[Start of Page extract]
We’re off the coast of Tanzania, East Africa. Collectively called Zanzibar, these islands are part of the “Swahili Coast.” The mainly Muslim sub-culture here has been deeply influenced by centuries of ocean-going sailing trade with Arabs.

We’re here to profile a new local effort by Islamic leaders to instill a conservation ethic in the residents and religious leaders of Pemba Island’s fishing villages.

This is a culture straddling several centuries at once. Power outages are daily, but many villages would never know – they don’t have electric lines. Or plumbing. Many houses are mud and thatch.

Our base is the town of Chake-Chake (pronounced cha’-kay cha’-kay). Our visit has been arranged with the help of the Misali Island Conservation Association, an improbable little local group that formed to fight off a planned tourist development on Misali Island. Fishers feared they’d lose access to the surrounding waters and that the intended resort would also cut the locals out of any tourism revenue. And as one local leader said, “We are concerned tourism will bring people who will leave garbage, and break corals.”

Around Pemba Island the boats, all wooden, are called dhows. They have one mast, one boom, and one triangular sail. The boom is hoisted to the top of the mast, then angled at about 45 degrees. The sails assume a perfect shape and fill without luffing, even in the merest breeze. They look like they were built centuries ago, and their design has probably changed little in thousands of years.
[End of Page extract]
[Start of Data rows]
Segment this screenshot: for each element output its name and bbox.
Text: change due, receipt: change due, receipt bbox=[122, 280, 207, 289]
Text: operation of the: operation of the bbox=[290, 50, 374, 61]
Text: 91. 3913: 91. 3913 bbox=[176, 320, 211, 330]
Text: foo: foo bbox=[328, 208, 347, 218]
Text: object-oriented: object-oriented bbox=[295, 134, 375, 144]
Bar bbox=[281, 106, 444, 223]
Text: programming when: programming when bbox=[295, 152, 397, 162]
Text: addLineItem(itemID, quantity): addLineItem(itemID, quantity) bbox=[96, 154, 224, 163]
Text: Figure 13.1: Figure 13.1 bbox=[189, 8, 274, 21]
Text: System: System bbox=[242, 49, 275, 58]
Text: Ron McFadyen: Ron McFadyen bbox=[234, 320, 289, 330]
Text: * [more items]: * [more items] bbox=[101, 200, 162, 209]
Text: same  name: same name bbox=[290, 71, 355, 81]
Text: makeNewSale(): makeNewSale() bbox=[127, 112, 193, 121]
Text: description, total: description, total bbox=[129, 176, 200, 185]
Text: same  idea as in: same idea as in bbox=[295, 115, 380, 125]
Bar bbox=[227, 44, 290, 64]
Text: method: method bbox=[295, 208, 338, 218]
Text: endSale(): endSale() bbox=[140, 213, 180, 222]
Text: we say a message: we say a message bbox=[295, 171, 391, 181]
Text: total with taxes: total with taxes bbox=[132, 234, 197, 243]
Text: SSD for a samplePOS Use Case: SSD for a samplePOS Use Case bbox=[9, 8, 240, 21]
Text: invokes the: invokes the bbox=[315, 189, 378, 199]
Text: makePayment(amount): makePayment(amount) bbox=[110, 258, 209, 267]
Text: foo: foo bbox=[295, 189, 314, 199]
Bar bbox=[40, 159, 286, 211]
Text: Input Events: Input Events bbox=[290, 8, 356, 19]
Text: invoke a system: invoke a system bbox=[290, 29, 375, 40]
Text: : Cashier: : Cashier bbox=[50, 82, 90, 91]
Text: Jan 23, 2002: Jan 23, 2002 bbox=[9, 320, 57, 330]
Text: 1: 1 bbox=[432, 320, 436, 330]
[End of Data rows]
**Set exercise**
Echo everything in the Zanzibar text from "We’re off the" down to "mud and thatch.", word for word. None of the records matter here.

**Answer for this exercise**
We’re off the coast of Tanzania, East Africa. Collectively called Zanzibar, these islands are part of the “Swahili Coast.” The mainly Muslim sub-culture here has been deeply influenced by centuries of ocean-going sailing trade with Arabs.

We’re here to profile a new local effort by Islamic leaders to instill a conservation ethic in the residents and religious leaders of Pemba Island’s fishing villages.

This is a culture straddling several centuries at once. Power outages are daily, but many villages would never know – they don’t have electric lines. Or plumbing. Many houses are mud and thatch.